____ EXTRACTED ENTRIES

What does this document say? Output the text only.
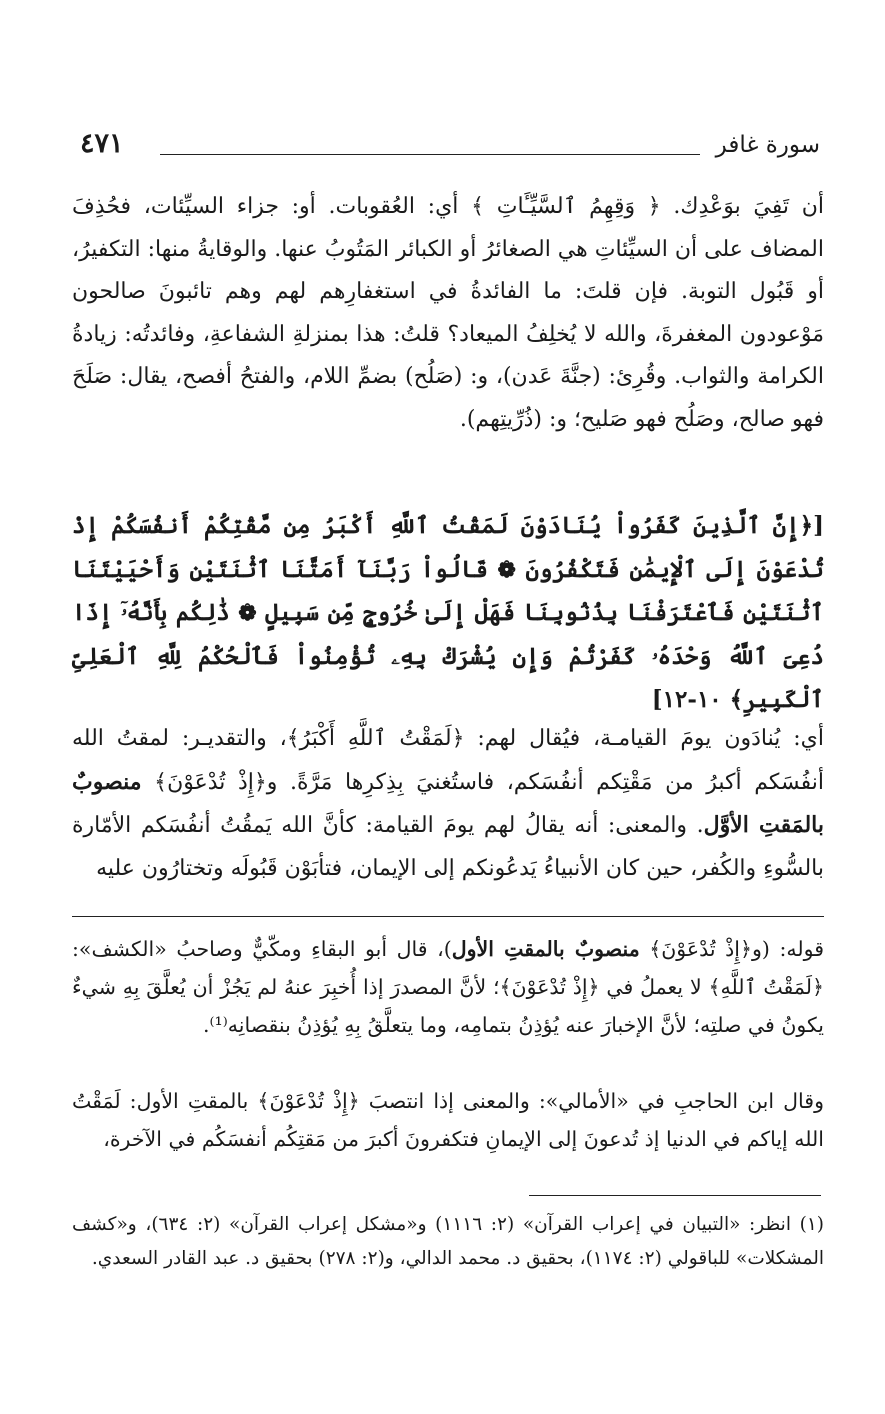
سورة غافر
٤٧١
أن تَفِيَ بوَعْدِك. ﴿ وَقِهِمُ ٱلسَّيِّـَٔاتِ ﴾ أي: العُقوبات. أو: جزاء السيِّئات، فحُذِفَ المضاف على أن السيِّئاتِ هي الصغائرُ أو الكبائر المَتُوبُ عنها. والوقايةُ منها: التكفيرُ، أو قَبُول التوبة. فإن قلتَ: ما الفائدةُ في استغفارِهم لهم وهم تائبونَ صالحون مَوْعودون المغفرةَ، والله لا يُخلِفُ الميعاد؟ قلتُ: هذا بمنزلةِ الشفاعةِ، وفائدتُه: زيادةُ الكرامة والثواب. وقُرِئ: (جنَّةَ عَدن)، و: (صَلُح) بضمِّ اللام، والفتحُ أفصح، يقال: صَلَحَ فهو صالح، وصَلُح فهو صَليح؛ و: (ذُرِّيتِهم).
[﴿إِنَّ ٱلَّذِينَ كَفَرُواْ يُنَادَوْنَ لَمَقْتُ ٱللَّهِ أَكْبَرُ مِن مَّقْتِكُمْ أَنفُسَكُمْ إِذْ تُدْعَوْنَ إِلَى ٱلْإِيمَٰنِ فَتَكْفُرُونَ ❁ قَالُواْ رَبَّنَآ أَمَتَّنَا ٱثْنَتَيْنِ وَأَحْيَيْتَنَا ٱثْنَتَيْنِ فَٱعْتَرَفْنَا بِذُنُوبِنَا فَهَلْ إِلَىٰ خُرُوجٍ مِّن سَبِيلٍ ❁ ذَٰلِكُم بِأَنَّهُۥٓ إِذَا دُعِىَ ٱللَّهُ وَحْدَهُۥ كَفَرْتُمْ وَإِن يُشْرَكْ بِهِۦ تُؤْمِنُواْ فَٱلْحُكْمُ لِلَّهِ ٱلْعَلِىِّ ٱلْكَبِيرِ﴾ ١٠-١٢]
أي: يُنادَون يومَ القيامـة، فيُقال لهم: ﴿لَمَقْتُ ٱللَّهِ أَكْبَرُ﴾، والتقديـر: لمقتُ الله أنفُسَكم أكبرُ من مَقْتِكم أنفُسَكم، فاستُغنيَ بِذِكرِها مَرَّةً. و﴿إِذْ تُدْعَوْنَ﴾ منصوبٌ بالمَقتِ الأوَّل. والمعنى: أنه يقالُ لهم يومَ القيامة: كأنَّ الله يَمقُتُ أنفُسَكم الأمّارة بالسُّوءِ والكُفر، حين كان الأنبياءُ يَدعُونكم إلى الإيمان، فتأبَوْن قَبُولَه وتختارُون عليه
قوله: (و﴿إِذْ تُدْعَوْنَ﴾ منصوبٌ بالمقتِ الأول)، قال أبو البقاءِ ومكّيٌّ وصاحبُ «الكشف»: ﴿لَمَقْتُ ٱللَّهِ﴾ لا يعملُ في ﴿إِذْ تُدْعَوْنَ﴾؛ لأنَّ المصدرَ إذا أُخبِرَ عنهُ لم يَجُزْ أن يُعلَّقَ بِهِ شيءٌ يكونُ في صلتِه؛ لأنَّ الإخبارَ عنه يُؤذِنُ بتمامِه، وما يتعلَّقُ بِهِ يُؤذِنُ بنقصانِه⁽¹⁾.
وقال ابن الحاجبِ في «الأمالي»: والمعنى إذا انتصبَ ﴿إِذْ تُدْعَوْنَ﴾ بالمقتِ الأول: لَمَقْتُ الله إياكم في الدنيا إذ تُدعونَ إلى الإيمانِ فتكفرونَ أكبرَ من مَقتِكُم أنفسَكُم في الآخرة،
(١) انظر: «التبيان في إعراب القرآن» (٢: ١١١٦) و«مشكل إعراب القرآن» (٢: ٦٣٤)، و«كشف المشكلات» للباقولي (٢: ١١٧٤)، بحقيق د. محمد الدالي، و(٢: ٢٧٨) بحقيق د. عبد القادر السعدي.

________

DIRECTION:
List each line in the listing that contains the string "أكبر".

PROBLEM SOLUTION:
أي: يُنادَون يومَ القيامـة، فيُقال لهم: ﴿لَمَقْتُ ٱللَّهِ أَكْبَرُ﴾، والتقديـر: لمقتُ الله أنفُسَكم أكبرُ من مَقْتِكم أنفُسَكم، فاستُغنيَ بِذِكرِها مَرَّةً. و﴿إِذْ تُدْعَوْنَ﴾ منصوبٌ بالمَقتِ الأوَّل. والمعنى: أنه يقالُ لهم يومَ القيامة: كأنَّ الله يَمقُتُ أنفُسَكم الأمّارة بالسُّوءِ والكُفر، حين كان الأنبياءُ يَدعُونكم إلى الإيمان، فتأبَوْن قَبُولَه وتختارُون عليه
وقال ابن الحاجبِ في «الأمالي»: والمعنى إذا انتصبَ ﴿إِذْ تُدْعَوْنَ﴾ بالمقتِ الأول: لَمَقْتُ الله إياكم في الدنيا إذ تُدعونَ إلى الإيمانِ فتكفرونَ أكبرَ من مَقتِكُم أنفسَكُم في الآخرة،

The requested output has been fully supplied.